▶ STATED GOAL:
Lines holding the string "FFFFFF" are the ones to copy; find them all in the data.

▶ DATASET:
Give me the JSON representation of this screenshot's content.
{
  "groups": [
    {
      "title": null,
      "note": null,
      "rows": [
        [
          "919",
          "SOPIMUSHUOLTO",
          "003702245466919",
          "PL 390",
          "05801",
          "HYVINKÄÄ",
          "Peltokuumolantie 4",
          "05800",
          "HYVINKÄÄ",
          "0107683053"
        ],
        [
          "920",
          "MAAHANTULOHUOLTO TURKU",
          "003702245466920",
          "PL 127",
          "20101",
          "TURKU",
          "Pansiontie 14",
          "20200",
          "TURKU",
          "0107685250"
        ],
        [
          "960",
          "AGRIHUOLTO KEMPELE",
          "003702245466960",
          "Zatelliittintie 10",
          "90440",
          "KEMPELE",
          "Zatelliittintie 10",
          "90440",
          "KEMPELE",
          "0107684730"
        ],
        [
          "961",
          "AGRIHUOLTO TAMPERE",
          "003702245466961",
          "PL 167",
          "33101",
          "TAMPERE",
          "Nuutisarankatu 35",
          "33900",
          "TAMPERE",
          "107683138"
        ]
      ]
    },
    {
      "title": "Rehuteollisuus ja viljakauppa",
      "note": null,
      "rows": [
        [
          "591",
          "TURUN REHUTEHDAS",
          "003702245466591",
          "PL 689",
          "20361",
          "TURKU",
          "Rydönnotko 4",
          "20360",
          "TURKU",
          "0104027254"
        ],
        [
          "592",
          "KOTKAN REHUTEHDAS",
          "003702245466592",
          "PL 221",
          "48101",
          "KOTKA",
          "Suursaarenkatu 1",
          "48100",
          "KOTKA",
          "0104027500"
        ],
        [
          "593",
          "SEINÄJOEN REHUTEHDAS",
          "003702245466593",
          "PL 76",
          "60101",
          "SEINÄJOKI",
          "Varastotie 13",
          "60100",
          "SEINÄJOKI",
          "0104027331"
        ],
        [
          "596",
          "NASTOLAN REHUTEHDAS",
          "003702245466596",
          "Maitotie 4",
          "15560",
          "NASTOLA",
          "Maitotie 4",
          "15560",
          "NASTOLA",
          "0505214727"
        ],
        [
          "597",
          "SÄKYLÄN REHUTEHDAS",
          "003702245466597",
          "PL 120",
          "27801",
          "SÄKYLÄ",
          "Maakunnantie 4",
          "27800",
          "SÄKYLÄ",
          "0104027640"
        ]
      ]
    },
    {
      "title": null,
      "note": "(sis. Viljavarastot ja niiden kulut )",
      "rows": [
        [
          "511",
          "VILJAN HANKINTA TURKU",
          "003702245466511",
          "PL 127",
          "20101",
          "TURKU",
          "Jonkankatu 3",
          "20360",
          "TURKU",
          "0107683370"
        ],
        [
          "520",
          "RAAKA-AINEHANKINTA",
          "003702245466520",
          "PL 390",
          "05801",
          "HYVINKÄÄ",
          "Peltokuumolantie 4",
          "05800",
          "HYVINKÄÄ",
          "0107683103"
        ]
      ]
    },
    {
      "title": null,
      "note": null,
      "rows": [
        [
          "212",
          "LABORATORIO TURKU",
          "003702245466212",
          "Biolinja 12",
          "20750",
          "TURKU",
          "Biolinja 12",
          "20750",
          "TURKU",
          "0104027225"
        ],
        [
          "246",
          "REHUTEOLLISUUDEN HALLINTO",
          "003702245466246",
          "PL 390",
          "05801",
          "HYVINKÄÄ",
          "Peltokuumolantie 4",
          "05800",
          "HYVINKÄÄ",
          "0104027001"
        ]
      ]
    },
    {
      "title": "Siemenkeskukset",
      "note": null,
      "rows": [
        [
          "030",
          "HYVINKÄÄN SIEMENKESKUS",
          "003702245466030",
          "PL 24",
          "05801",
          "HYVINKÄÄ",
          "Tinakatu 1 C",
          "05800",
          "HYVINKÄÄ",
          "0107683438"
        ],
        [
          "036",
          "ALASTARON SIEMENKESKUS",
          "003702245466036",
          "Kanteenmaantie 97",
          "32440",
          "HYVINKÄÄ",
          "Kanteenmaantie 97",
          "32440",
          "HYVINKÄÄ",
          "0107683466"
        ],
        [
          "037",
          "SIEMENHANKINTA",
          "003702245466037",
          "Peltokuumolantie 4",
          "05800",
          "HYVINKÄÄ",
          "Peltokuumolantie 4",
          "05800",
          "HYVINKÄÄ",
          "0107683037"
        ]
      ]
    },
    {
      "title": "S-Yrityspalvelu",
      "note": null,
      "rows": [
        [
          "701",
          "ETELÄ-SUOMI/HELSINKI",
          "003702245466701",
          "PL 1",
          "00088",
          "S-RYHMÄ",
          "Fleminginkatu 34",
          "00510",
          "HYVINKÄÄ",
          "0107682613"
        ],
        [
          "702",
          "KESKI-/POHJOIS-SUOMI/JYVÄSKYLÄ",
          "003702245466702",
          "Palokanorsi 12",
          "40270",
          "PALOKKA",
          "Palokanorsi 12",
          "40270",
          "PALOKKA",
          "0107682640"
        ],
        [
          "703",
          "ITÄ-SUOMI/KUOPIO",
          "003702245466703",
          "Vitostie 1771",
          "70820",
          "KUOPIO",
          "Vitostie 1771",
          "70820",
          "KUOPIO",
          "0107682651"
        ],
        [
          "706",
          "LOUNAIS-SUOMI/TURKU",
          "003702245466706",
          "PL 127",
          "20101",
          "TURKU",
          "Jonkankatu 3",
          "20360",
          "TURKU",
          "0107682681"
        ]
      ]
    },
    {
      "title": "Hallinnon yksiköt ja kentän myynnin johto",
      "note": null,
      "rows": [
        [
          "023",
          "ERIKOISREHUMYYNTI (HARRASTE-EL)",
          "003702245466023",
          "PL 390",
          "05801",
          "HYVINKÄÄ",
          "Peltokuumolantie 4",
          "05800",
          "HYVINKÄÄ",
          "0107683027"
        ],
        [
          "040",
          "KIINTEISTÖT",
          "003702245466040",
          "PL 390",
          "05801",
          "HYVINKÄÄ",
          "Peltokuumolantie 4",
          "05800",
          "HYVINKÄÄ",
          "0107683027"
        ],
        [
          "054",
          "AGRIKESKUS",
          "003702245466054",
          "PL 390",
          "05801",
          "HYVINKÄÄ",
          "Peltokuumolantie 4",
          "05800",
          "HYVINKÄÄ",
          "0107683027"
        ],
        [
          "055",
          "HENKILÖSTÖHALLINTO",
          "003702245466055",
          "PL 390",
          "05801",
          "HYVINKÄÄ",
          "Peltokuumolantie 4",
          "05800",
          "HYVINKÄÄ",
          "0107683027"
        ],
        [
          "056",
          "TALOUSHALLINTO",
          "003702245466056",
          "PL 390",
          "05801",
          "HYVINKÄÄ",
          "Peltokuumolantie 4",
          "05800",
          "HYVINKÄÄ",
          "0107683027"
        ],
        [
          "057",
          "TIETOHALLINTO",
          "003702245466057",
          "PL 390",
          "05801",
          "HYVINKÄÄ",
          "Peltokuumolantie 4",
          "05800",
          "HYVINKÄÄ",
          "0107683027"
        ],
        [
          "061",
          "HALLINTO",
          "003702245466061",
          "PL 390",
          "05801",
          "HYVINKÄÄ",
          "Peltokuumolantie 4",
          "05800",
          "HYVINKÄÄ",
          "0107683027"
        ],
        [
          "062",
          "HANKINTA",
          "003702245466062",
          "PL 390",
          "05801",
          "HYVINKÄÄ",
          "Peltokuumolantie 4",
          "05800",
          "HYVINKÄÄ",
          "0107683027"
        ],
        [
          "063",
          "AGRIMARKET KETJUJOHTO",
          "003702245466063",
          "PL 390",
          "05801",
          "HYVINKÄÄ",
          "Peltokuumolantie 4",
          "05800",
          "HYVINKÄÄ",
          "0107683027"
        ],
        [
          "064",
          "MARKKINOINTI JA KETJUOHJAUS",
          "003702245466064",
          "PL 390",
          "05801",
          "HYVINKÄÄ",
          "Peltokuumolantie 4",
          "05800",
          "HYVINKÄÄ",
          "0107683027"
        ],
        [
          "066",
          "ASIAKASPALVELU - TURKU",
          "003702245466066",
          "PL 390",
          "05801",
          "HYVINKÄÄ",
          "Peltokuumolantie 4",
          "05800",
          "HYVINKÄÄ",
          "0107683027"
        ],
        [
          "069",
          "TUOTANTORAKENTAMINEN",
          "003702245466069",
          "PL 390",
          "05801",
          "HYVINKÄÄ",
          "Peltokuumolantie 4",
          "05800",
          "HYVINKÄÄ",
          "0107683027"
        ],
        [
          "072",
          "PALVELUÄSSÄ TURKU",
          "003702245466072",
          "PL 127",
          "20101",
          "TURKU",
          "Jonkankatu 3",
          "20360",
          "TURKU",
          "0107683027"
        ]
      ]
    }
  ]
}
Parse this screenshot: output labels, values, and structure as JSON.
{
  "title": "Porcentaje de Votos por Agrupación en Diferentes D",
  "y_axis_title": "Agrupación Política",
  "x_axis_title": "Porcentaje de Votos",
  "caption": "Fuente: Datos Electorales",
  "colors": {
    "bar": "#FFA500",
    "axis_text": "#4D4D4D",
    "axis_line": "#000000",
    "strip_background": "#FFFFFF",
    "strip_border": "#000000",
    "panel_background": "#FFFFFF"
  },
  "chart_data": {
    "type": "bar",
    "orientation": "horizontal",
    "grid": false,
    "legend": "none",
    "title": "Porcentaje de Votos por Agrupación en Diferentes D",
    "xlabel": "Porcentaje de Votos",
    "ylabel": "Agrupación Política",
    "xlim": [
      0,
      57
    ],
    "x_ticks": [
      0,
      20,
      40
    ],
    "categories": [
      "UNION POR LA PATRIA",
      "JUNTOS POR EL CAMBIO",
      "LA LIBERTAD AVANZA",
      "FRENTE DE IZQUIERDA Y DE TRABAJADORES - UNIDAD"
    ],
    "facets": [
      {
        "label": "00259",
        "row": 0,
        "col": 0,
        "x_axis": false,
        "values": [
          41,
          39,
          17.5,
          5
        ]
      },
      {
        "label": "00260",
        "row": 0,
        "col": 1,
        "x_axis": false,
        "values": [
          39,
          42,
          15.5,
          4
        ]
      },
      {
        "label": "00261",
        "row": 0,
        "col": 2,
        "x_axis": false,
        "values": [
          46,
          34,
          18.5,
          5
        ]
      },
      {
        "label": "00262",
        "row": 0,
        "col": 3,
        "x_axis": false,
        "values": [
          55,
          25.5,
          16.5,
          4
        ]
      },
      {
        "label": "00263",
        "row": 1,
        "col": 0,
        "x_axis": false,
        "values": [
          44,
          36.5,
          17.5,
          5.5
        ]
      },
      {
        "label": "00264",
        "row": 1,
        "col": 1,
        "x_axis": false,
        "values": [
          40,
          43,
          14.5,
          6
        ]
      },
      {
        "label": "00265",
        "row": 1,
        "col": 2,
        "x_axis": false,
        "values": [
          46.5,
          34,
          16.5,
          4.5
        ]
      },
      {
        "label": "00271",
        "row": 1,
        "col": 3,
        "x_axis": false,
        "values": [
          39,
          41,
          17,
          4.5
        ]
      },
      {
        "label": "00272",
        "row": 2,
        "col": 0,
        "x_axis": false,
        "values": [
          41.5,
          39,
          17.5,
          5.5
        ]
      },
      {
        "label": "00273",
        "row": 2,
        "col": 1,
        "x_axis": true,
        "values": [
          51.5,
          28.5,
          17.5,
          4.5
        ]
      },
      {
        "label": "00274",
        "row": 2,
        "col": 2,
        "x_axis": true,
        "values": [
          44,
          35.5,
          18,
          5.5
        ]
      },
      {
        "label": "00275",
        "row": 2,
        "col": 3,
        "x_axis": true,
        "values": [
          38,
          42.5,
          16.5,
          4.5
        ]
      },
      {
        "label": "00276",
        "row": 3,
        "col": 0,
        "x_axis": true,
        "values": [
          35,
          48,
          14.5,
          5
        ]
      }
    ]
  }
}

▶ RESULT OF THE EXERCISE:
    "strip_background": "#FFFFFF",
    "panel_background": "#FFFFFF"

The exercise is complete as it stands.